Extracts from a graphics dataset:

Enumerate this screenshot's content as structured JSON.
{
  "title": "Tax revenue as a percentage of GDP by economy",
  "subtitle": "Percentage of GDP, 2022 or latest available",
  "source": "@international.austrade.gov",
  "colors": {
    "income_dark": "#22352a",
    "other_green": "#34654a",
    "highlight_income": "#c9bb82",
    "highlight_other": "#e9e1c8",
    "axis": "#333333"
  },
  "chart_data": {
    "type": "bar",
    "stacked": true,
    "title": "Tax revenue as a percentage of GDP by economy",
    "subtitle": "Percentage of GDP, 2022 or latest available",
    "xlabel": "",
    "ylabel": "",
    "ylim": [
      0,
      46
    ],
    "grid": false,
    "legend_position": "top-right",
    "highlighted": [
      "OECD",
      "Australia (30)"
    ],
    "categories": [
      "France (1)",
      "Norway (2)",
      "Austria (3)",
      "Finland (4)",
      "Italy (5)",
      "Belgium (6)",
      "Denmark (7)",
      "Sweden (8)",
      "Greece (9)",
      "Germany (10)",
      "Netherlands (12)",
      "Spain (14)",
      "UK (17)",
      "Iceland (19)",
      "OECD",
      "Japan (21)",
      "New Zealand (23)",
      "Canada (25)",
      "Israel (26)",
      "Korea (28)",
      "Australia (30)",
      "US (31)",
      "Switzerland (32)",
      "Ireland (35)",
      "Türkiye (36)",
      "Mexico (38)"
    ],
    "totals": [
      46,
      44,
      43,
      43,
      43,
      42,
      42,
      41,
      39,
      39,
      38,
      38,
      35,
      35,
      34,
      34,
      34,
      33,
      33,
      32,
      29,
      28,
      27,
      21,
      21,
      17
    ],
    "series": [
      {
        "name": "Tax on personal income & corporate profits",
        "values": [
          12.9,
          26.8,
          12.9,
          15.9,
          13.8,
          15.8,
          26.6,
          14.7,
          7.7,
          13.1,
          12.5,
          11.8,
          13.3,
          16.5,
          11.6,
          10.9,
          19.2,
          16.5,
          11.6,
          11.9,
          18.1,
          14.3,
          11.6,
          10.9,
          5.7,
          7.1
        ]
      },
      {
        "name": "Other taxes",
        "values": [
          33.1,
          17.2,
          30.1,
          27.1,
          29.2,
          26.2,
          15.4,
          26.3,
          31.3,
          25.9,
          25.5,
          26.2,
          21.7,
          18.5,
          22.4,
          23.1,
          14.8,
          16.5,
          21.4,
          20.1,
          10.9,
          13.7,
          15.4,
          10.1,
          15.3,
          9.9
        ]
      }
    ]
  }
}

--

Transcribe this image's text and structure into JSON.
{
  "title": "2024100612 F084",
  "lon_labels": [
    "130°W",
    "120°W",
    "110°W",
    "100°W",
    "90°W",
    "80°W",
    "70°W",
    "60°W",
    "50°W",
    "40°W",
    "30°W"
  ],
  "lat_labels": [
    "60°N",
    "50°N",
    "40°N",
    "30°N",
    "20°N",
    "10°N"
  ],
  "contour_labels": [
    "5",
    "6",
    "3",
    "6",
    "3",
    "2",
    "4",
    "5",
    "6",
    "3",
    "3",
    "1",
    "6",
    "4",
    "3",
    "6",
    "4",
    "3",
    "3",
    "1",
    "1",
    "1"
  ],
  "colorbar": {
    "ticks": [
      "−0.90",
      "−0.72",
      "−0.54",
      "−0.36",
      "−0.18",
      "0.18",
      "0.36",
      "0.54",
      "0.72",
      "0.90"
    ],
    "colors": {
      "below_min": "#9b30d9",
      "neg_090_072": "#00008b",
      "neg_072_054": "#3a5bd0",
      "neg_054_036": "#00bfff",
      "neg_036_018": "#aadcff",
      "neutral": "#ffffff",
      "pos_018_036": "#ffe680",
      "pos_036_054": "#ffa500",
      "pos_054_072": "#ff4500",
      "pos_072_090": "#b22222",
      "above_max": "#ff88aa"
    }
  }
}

● **What is required**:
Copy each line from the records above that includes the string "JSON".

● **Answer to this problem**:
Enumerate this screenshot's content as structured JSON.
Transcribe this image's text and structure into JSON.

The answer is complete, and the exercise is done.